** Your task **
Work out how many lines in the entries contain the string "this", and give nothing but that number.

** Saved entries **
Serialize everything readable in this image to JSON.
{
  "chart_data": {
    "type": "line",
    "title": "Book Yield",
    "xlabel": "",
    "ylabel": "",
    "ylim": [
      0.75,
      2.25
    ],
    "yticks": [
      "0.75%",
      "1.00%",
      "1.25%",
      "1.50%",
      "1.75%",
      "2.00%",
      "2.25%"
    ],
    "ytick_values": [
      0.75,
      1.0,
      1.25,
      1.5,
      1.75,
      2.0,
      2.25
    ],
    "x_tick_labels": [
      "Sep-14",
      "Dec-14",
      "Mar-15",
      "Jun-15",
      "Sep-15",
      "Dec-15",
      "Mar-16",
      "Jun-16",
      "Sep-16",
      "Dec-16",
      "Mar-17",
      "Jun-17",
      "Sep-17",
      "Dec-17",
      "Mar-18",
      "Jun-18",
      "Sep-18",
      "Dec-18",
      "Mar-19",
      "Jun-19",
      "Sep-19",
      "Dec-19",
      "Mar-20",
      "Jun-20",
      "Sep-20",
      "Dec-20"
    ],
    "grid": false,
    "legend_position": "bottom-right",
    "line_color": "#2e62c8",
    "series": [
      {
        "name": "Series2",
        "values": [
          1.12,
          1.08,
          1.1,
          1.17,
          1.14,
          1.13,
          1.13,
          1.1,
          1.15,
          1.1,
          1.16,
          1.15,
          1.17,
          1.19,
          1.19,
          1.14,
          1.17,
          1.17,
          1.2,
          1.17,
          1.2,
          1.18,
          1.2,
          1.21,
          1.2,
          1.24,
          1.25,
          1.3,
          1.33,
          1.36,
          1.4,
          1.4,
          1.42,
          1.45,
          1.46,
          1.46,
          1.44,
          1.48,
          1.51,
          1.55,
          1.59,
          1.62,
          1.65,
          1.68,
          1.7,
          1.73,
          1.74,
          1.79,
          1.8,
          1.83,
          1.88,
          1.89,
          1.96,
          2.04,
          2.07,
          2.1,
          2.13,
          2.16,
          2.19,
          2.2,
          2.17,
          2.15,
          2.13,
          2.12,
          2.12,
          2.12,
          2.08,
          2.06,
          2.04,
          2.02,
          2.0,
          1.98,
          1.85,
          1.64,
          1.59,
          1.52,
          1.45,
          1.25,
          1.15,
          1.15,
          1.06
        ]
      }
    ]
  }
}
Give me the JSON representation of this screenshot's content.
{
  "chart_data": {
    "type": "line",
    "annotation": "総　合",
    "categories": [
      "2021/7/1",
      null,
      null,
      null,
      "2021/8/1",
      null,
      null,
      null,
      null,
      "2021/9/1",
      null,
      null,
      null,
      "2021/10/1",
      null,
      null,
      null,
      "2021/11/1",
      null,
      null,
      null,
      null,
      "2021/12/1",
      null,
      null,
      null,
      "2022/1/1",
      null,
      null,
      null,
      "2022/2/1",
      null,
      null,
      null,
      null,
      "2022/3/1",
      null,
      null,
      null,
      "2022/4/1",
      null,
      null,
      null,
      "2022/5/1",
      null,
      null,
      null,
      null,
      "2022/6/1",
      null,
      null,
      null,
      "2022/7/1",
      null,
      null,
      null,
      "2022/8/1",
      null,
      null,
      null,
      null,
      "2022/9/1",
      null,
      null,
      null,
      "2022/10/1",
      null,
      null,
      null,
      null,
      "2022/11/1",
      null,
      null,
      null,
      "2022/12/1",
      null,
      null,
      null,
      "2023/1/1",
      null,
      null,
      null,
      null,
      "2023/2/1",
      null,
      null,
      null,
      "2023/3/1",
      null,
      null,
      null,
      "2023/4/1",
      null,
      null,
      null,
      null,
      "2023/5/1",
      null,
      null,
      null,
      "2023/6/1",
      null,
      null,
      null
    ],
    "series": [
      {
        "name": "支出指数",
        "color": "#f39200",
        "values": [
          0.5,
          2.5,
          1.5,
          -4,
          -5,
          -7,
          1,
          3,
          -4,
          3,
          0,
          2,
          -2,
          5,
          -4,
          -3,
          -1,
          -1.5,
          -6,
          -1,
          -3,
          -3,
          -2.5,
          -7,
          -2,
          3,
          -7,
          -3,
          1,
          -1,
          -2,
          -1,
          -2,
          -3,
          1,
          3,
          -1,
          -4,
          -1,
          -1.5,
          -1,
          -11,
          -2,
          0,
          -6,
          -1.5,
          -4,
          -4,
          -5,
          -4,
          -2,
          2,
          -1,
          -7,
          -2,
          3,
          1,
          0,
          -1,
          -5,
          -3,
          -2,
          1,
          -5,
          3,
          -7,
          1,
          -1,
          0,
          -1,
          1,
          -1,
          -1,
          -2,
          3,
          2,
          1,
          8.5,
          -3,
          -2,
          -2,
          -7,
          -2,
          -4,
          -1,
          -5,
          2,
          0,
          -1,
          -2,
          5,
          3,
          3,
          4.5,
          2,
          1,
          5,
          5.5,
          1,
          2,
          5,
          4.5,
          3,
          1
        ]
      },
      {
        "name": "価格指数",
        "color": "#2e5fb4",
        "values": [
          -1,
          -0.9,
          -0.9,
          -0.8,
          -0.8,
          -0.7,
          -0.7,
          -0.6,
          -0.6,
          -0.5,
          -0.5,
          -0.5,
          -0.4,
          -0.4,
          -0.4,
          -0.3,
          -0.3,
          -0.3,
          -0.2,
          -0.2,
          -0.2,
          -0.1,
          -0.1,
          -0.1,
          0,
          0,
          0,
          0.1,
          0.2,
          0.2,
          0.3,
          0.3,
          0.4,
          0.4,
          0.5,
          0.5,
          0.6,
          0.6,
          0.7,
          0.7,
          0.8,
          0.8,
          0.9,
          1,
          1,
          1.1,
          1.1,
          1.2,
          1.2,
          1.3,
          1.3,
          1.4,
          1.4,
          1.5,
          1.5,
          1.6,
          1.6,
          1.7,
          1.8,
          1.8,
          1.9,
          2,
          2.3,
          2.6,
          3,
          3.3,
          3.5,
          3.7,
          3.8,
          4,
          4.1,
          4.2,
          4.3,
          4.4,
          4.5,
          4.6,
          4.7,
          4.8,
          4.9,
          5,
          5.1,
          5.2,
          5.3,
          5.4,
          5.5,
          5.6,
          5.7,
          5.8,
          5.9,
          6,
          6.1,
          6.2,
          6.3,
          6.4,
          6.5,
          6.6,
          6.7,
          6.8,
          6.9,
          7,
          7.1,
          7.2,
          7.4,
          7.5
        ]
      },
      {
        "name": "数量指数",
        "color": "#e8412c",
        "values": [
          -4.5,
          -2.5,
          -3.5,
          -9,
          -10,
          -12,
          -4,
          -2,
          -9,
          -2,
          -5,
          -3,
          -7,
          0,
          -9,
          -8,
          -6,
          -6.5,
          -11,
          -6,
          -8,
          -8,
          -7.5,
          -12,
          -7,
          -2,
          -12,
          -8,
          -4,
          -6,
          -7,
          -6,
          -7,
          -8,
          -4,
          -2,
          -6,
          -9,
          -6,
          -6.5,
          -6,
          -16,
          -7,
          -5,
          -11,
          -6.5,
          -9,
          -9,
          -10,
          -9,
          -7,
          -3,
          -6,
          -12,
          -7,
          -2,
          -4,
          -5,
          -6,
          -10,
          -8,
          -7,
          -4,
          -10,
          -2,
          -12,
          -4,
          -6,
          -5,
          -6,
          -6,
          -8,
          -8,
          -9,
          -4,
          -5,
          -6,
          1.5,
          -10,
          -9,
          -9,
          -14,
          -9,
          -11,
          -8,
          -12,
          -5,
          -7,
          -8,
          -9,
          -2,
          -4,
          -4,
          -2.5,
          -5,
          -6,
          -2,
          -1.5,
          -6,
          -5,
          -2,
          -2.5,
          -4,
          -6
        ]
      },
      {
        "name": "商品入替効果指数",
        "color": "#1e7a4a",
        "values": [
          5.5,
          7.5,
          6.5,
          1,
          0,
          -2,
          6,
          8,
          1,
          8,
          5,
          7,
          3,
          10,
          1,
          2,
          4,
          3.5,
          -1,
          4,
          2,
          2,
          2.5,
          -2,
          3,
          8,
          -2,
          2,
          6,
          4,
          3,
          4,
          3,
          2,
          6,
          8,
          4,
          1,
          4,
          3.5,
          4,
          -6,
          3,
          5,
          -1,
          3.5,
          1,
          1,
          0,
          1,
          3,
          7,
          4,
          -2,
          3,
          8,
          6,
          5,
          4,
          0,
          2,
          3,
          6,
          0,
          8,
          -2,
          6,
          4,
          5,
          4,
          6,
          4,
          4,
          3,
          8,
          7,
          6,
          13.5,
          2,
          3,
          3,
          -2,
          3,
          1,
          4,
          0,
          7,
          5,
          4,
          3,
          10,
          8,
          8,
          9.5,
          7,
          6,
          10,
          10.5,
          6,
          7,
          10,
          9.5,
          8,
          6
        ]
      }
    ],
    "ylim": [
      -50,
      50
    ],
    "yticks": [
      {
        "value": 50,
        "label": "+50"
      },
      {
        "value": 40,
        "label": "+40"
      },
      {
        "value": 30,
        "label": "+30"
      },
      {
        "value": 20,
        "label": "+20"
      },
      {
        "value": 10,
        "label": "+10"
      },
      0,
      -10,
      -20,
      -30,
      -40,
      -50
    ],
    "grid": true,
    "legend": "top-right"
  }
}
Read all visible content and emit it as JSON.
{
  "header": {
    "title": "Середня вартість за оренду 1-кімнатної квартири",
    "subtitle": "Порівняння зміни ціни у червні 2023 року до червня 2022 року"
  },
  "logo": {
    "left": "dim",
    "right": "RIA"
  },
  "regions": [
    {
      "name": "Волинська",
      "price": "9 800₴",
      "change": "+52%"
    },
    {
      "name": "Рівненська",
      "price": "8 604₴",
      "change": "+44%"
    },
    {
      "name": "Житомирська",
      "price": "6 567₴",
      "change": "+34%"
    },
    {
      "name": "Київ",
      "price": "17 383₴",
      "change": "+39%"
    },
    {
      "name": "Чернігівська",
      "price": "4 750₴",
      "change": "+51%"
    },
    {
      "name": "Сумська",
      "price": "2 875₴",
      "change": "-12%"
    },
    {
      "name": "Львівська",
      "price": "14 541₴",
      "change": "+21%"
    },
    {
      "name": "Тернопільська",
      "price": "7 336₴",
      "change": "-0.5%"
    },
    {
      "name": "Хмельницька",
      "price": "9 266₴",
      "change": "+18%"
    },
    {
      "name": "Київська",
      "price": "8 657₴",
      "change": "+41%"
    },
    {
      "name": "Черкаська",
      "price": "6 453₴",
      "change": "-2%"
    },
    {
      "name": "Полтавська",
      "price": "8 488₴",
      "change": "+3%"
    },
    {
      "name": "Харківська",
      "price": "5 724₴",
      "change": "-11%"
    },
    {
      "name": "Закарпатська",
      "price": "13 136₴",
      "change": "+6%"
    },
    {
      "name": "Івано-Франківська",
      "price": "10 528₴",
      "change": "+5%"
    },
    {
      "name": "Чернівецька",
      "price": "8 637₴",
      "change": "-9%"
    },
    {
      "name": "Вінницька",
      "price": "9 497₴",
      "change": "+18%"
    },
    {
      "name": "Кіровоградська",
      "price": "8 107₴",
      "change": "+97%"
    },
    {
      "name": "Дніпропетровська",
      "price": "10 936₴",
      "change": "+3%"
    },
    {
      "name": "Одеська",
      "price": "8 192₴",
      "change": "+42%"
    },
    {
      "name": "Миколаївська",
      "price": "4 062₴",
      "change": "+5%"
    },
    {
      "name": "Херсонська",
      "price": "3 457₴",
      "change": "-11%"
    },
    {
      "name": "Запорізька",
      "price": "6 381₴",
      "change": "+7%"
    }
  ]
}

** Full solution **
2